** Exercise description **
Reproduce every record below exactly as it appears.

** Material to process **
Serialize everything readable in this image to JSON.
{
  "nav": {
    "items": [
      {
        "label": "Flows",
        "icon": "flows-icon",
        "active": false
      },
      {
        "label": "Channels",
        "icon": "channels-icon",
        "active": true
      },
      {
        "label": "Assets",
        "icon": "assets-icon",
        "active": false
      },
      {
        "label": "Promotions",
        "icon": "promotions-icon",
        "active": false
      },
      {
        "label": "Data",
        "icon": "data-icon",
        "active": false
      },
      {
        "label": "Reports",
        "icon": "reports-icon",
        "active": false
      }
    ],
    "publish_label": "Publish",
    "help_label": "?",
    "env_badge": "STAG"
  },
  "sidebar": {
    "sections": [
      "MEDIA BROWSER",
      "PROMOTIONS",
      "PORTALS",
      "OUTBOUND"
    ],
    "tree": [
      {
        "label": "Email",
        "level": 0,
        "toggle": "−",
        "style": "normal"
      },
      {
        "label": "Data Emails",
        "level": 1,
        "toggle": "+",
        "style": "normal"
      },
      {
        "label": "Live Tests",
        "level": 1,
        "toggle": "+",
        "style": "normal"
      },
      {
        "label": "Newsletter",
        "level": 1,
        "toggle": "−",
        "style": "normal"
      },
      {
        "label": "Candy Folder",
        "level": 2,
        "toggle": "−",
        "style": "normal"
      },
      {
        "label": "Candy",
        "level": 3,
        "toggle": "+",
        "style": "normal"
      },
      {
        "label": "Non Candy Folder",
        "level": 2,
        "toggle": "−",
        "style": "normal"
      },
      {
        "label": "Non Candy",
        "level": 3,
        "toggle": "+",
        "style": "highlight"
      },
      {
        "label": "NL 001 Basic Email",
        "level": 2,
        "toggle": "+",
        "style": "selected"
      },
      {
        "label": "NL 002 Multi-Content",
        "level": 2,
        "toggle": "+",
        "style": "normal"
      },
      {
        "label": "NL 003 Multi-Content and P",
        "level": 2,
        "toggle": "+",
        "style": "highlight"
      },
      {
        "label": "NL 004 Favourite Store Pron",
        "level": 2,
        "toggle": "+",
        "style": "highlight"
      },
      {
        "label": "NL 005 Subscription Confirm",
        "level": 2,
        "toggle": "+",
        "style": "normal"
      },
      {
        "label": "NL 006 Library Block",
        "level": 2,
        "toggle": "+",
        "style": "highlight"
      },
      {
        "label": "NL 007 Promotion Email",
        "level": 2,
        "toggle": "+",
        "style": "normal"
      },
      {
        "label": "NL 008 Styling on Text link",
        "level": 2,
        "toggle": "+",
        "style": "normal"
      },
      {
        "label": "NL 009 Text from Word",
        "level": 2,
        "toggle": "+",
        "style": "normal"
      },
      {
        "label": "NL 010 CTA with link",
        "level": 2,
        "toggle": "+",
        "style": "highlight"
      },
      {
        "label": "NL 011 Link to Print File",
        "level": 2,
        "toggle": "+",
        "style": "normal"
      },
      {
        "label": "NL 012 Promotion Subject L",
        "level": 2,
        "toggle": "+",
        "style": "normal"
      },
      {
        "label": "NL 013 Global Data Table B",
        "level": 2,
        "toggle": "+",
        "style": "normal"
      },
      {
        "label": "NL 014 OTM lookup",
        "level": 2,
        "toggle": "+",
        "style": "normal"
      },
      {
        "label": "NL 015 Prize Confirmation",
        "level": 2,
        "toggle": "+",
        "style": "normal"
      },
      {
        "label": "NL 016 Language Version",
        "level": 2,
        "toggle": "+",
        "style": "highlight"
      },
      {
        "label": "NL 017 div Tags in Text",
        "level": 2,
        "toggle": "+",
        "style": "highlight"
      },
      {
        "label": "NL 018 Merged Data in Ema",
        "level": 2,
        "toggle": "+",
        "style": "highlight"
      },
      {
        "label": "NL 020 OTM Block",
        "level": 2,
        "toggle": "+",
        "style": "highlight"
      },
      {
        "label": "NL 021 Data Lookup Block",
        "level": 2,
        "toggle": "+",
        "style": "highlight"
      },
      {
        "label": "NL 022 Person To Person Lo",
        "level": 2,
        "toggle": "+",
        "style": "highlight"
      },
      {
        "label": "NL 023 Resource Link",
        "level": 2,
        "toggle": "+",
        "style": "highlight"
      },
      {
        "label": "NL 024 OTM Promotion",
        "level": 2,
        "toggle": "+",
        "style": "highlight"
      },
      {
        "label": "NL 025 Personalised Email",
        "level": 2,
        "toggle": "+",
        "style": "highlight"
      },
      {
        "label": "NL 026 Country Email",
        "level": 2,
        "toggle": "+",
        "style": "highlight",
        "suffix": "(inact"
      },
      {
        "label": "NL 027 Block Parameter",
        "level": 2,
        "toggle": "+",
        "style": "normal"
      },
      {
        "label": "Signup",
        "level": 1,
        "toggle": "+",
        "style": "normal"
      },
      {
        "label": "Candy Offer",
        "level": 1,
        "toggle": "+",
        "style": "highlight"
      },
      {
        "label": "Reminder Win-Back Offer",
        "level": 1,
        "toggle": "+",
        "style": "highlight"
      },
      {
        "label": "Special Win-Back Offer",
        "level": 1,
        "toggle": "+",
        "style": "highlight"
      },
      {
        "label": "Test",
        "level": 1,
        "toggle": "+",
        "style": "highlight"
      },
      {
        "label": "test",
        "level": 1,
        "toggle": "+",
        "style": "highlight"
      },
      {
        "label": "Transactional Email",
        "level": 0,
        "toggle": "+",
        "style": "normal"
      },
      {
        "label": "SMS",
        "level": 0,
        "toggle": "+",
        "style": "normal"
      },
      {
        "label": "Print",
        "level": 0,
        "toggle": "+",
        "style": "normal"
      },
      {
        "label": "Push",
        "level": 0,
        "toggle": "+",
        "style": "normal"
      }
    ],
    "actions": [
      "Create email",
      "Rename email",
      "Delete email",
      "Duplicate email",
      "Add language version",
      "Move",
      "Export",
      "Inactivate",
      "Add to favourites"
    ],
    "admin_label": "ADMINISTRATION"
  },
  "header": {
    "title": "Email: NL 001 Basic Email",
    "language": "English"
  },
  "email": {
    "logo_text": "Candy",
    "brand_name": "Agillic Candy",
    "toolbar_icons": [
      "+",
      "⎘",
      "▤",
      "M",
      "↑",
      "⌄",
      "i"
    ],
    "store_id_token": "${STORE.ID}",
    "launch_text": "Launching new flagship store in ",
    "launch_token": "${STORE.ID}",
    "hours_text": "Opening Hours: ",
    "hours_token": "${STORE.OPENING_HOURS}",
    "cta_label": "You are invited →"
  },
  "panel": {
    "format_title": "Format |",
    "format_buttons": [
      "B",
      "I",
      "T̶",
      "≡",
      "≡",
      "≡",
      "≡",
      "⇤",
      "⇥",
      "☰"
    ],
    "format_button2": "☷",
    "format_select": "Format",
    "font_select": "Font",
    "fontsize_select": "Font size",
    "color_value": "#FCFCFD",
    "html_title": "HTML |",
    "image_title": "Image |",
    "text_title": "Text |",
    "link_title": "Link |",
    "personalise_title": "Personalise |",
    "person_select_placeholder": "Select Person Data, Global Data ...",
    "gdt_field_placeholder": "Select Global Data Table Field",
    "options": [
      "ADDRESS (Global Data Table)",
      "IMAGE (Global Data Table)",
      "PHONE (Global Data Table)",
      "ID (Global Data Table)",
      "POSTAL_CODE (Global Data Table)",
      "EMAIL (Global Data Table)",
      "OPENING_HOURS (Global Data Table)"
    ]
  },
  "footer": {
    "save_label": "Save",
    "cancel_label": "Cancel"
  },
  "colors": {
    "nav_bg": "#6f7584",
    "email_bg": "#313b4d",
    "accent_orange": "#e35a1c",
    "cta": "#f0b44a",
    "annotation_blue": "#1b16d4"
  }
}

** Response to the exercise **
Serialize everything readable in this image to JSON.
{
  "nav": {
    "items": [
      {
        "label": "Flows",
        "icon": "flows-icon",
        "active": false
      },
      {
        "label": "Channels",
        "icon": "channels-icon",
        "active": true
      },
      {
        "label": "Assets",
        "icon": "assets-icon",
        "active": false
      },
      {
        "label": "Promotions",
        "icon": "promotions-icon",
        "active": false
      },
      {
        "label": "Data",
        "icon": "data-icon",
        "active": false
      },
      {
        "label": "Reports",
        "icon": "reports-icon",
        "active": false
      }
    ],
    "publish_label": "Publish",
    "help_label": "?",
    "env_badge": "STAG"
  },
  "sidebar": {
    "sections": [
      "MEDIA BROWSER",
      "PROMOTIONS",
      "PORTALS",
      "OUTBOUND"
    ],
    "tree": [
      {
        "label": "Email",
        "level": 0,
        "toggle": "−",
        "style": "normal"
      },
      {
        "label": "Data Emails",
        "level": 1,
        "toggle": "+",
        "style": "normal"
      },
      {
        "label": "Live Tests",
        "level": 1,
        "toggle": "+",
        "style": "normal"
      },
      {
        "label": "Newsletter",
        "level": 1,
        "toggle": "−",
        "style": "normal"
      },
      {
        "label": "Candy Folder",
        "level": 2,
        "toggle": "−",
        "style": "normal"
      },
      {
        "label": "Candy",
        "level": 3,
        "toggle": "+",
        "style": "normal"
      },
      {
        "label": "Non Candy Folder",
        "level": 2,
        "toggle": "−",
        "style": "normal"
      },
      {
        "label": "Non Candy",
        "level": 3,
        "toggle": "+",
        "style": "highlight"
      },
      {
        "label": "NL 001 Basic Email",
        "level": 2,
        "toggle": "+",
        "style": "selected"
      },
      {
        "label": "NL 002 Multi-Content",
        "level": 2,
        "toggle": "+",
        "style": "normal"
      },
      {
        "label": "NL 003 Multi-Content and P",
        "level": 2,
        "toggle": "+",
        "style": "highlight"
      },
      {
        "label": "NL 004 Favourite Store Pron",
        "level": 2,
        "toggle": "+",
        "style": "highlight"
      },
      {
        "label": "NL 005 Subscription Confirm",
        "level": 2,
        "toggle": "+",
        "style": "normal"
      },
      {
        "label": "NL 006 Library Block",
        "level": 2,
        "toggle": "+",
        "style": "highlight"
      },
      {
        "label": "NL 007 Promotion Email",
        "level": 2,
        "toggle": "+",
        "style": "normal"
      },
      {
        "label": "NL 008 Styling on Text link",
        "level": 2,
        "toggle": "+",
        "style": "normal"
      },
      {
        "label": "NL 009 Text from Word",
        "level": 2,
        "toggle": "+",
        "style": "normal"
      },
      {
        "label": "NL 010 CTA with link",
        "level": 2,
        "toggle": "+",
        "style": "highlight"
      },
      {
        "label": "NL 011 Link to Print File",
        "level": 2,
        "toggle": "+",
        "style": "normal"
      },
      {
        "label": "NL 012 Promotion Subject L",
        "level": 2,
        "toggle": "+",
        "style": "normal"
      },
      {
        "label": "NL 013 Global Data Table B",
        "level": 2,
        "toggle": "+",
        "style": "normal"
      },
      {
        "label": "NL 014 OTM lookup",
        "level": 2,
        "toggle": "+",
        "style": "normal"
      },
      {
        "label": "NL 015 Prize Confirmation",
        "level": 2,
        "toggle": "+",
        "style": "normal"
      },
      {
        "label": "NL 016 Language Version",
        "level": 2,
        "toggle": "+",
        "style": "highlight"
      },
      {
        "label": "NL 017 div Tags in Text",
        "level": 2,
        "toggle": "+",
        "style": "highlight"
      },
      {
        "label": "NL 018 Merged Data in Ema",
        "level": 2,
        "toggle": "+",
        "style": "highlight"
      },
      {
        "label": "NL 020 OTM Block",
        "level": 2,
        "toggle": "+",
        "style": "highlight"
      },
      {
        "label": "NL 021 Data Lookup Block",
        "level": 2,
        "toggle": "+",
        "style": "highlight"
      },
      {
        "label": "NL 022 Person To Person Lo",
        "level": 2,
        "toggle": "+",
        "style": "highlight"
      },
      {
        "label": "NL 023 Resource Link",
        "level": 2,
        "toggle": "+",
        "style": "highlight"
      },
      {
        "label": "NL 024 OTM Promotion",
        "level": 2,
        "toggle": "+",
        "style": "highlight"
      },
      {
        "label": "NL 025 Personalised Email",
        "level": 2,
        "toggle": "+",
        "style": "highlight"
      },
      {
        "label": "NL 026 Country Email",
        "level": 2,
        "toggle": "+",
        "style": "highlight",
        "suffix": "(inact"
      },
      {
        "label": "NL 027 Block Parameter",
        "level": 2,
        "toggle": "+",
        "style": "normal"
      },
      {
        "label": "Signup",
        "level": 1,
        "toggle": "+",
        "style": "normal"
      },
      {
        "label": "Candy Offer",
        "level": 1,
        "toggle": "+",
        "style": "highlight"
      },
      {
        "label": "Reminder Win-Back Offer",
        "level": 1,
        "toggle": "+",
        "style": "highlight"
      },
      {
        "label": "Special Win-Back Offer",
        "level": 1,
        "toggle": "+",
        "style": "highlight"
      },
      {
        "label": "Test",
        "level": 1,
        "toggle": "+",
        "style": "highlight"
      },
      {
        "label": "test",
        "level": 1,
        "toggle": "+",
        "style": "highlight"
      },
      {
        "label": "Transactional Email",
        "level": 0,
        "toggle": "+",
        "style": "normal"
      },
      {
        "label": "SMS",
        "level": 0,
        "toggle": "+",
        "style": "normal"
      },
      {
        "label": "Print",
        "level": 0,
        "toggle": "+",
        "style": "normal"
      },
      {
        "label": "Push",
        "level": 0,
        "toggle": "+",
        "style": "normal"
      }
    ],
    "actions": [
      "Create email",
      "Rename email",
      "Delete email",
      "Duplicate email",
      "Add language version",
      "Move",
      "Export",
      "Inactivate",
      "Add to favourites"
    ],
    "admin_label": "ADMINISTRATION"
  },
  "header": {
    "title": "Email: NL 001 Basic Email",
    "language": "English"
  },
  "email": {
    "logo_text": "Candy",
    "brand_name": "Agillic Candy",
    "toolbar_icons": [
      "+",
      "⎘",
      "▤",
      "M",
      "↑",
      "⌄",
      "i"
    ],
    "store_id_token": "${STORE.ID}",
    "launch_text": "Launching new flagship store in ",
    "launch_token": "${STORE.ID}",
    "hours_text": "Opening Hours: ",
    "hours_token": "${STORE.OPENING_HOURS}",
    "cta_label": "You are invited →"
  },
  "panel": {
    "format_title": "Format |",
    "format_buttons": [
      "B",
      "I",
      "T̶",
      "≡",
      "≡",
      "≡",
      "≡",
      "⇤",
      "⇥",
      "☰"
    ],
    "format_button2": "☷",
    "format_select": "Format",
    "font_select": "Font",
    "fontsize_select": "Font size",
    "color_value": "#FCFCFD",
    "html_title": "HTML |",
    "image_title": "Image |",
    "text_title": "Text |",
    "link_title": "Link |",
    "personalise_title": "Personalise |",
    "person_select_placeholder": "Select Person Data, Global Data ...",
    "gdt_field_placeholder": "Select Global Data Table Field",
    "options": [
      "ADDRESS (Global Data Table)",
      "IMAGE (Global Data Table)",
      "PHONE (Global Data Table)",
      "ID (Global Data Table)",
      "POSTAL_CODE (Global Data Table)",
      "EMAIL (Global Data Table)",
      "OPENING_HOURS (Global Data Table)"
    ]
  },
  "footer": {
    "save_label": "Save",
    "cancel_label": "Cancel"
  },
  "colors": {
    "nav_bg": "#6f7584",
    "email_bg": "#313b4d",
    "accent_orange": "#e35a1c",
    "cta": "#f0b44a",
    "annotation_blue": "#1b16d4"
  }
}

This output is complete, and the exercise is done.